◆ Your instructions:
Without the images, write out all of the following entries exactly.

**** Material for this task ****

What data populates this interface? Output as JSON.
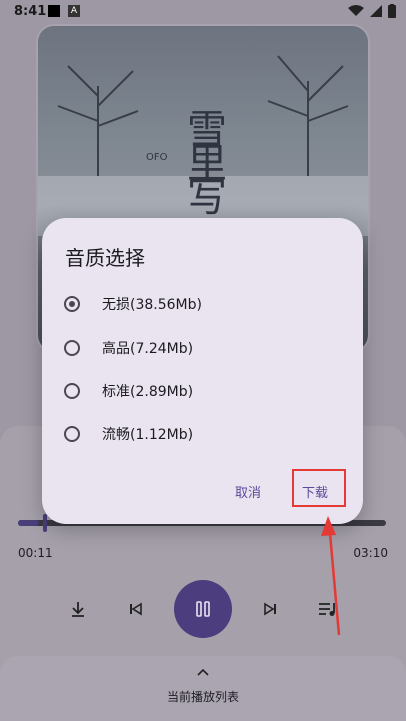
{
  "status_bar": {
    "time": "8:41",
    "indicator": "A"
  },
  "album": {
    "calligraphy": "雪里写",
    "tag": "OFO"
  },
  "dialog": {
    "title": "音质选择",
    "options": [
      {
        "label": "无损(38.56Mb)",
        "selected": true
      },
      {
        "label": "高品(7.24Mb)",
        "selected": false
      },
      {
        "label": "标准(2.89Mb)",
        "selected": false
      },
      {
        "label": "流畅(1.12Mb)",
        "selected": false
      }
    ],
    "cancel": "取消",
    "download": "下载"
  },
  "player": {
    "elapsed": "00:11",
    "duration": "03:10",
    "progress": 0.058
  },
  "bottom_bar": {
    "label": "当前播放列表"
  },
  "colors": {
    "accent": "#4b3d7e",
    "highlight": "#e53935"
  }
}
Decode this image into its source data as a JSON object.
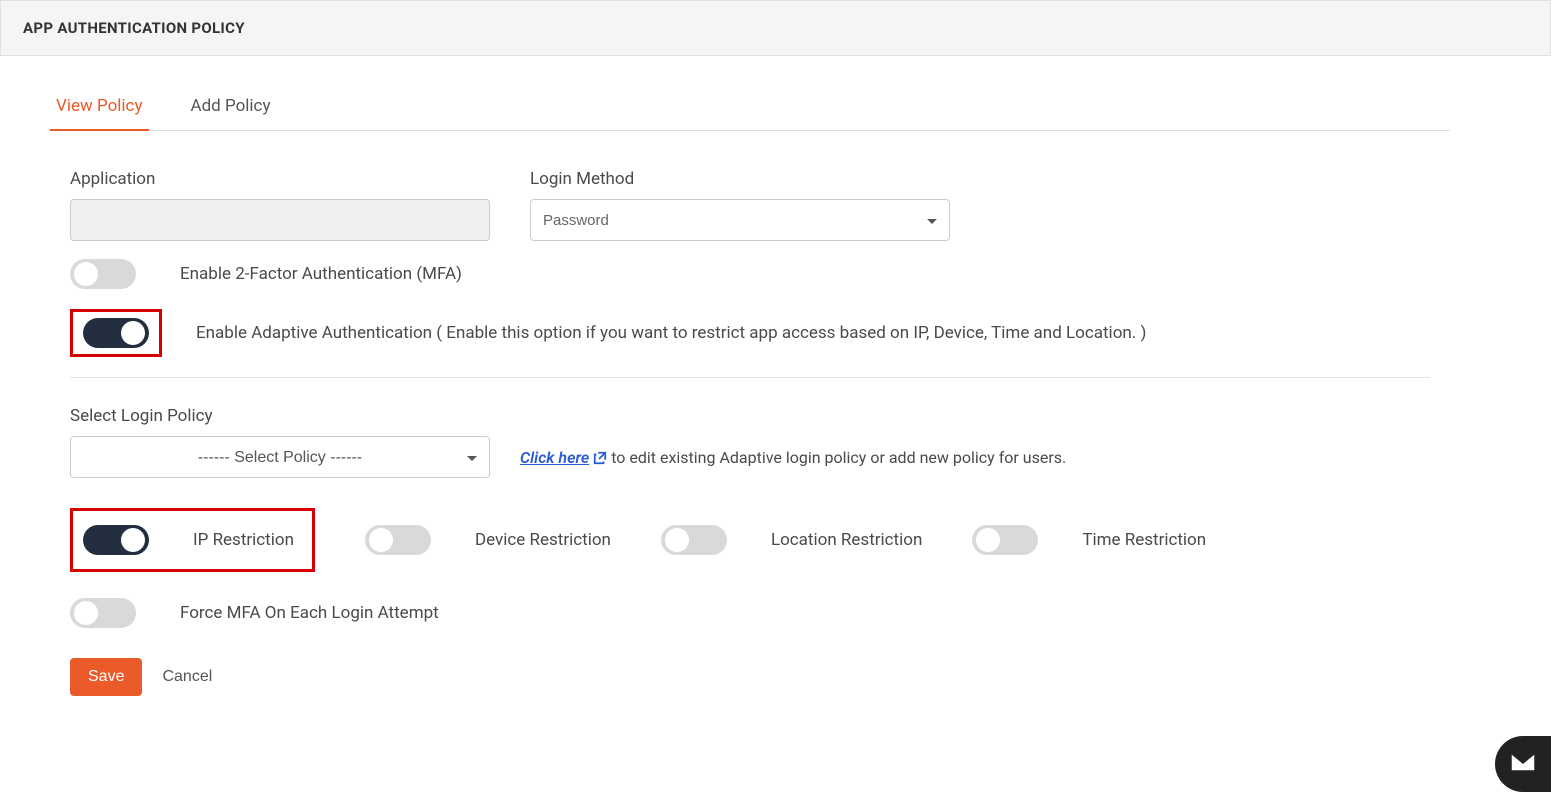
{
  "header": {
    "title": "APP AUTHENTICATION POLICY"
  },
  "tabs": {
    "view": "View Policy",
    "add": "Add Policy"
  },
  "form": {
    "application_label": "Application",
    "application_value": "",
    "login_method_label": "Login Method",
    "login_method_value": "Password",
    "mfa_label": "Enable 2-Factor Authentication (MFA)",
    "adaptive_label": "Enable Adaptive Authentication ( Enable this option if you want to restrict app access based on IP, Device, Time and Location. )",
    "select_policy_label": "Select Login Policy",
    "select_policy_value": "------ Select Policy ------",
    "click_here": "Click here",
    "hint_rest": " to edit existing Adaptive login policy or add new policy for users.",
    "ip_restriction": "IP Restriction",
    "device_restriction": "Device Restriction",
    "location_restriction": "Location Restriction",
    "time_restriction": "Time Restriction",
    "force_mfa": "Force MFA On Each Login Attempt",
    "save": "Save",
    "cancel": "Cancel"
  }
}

****

◆ Expected answer:
What data populates this interface? Output as JSON.
{
  "status_bar": {
    "time": "8:41",
    "indicator": "A"
  },
  "album": {
    "calligraphy": "雪里写",
    "tag": "OFO"
  },
  "dialog": {
    "title": "音质选择",
    "options": [
      {
        "label": "无损(38.56Mb)",
        "selected": true
      },
      {
        "label": "高品(7.24Mb)",
        "selected": false
      },
      {
        "label": "标准(2.89Mb)",
        "selected": false
      },
      {
        "label": "流畅(1.12Mb)",
        "selected": false
      }
    ],
    "cancel": "取消",
    "download": "下载"
  },
  "player": {
    "elapsed": "00:11",
    "duration": "03:10",
    "progress": 0.058
  },
  "bottom_bar": {
    "label": "当前播放列表"
  },
  "colors": {
    "accent": "#4b3d7e",
    "highlight": "#e53935"
  }
}
Decode this image into its source data as a JSON object.
{
  "header": {
    "title": "APP AUTHENTICATION POLICY"
  },
  "tabs": {
    "view": "View Policy",
    "add": "Add Policy"
  },
  "form": {
    "application_label": "Application",
    "application_value": "",
    "login_method_label": "Login Method",
    "login_method_value": "Password",
    "mfa_label": "Enable 2-Factor Authentication (MFA)",
    "adaptive_label": "Enable Adaptive Authentication ( Enable this option if you want to restrict app access based on IP, Device, Time and Location. )",
    "select_policy_label": "Select Login Policy",
    "select_policy_value": "------ Select Policy ------",
    "click_here": "Click here",
    "hint_rest": " to edit existing Adaptive login policy or add new policy for users.",
    "ip_restriction": "IP Restriction",
    "device_restriction": "Device Restriction",
    "location_restriction": "Location Restriction",
    "time_restriction": "Time Restriction",
    "force_mfa": "Force MFA On Each Login Attempt",
    "save": "Save",
    "cancel": "Cancel"
  }
}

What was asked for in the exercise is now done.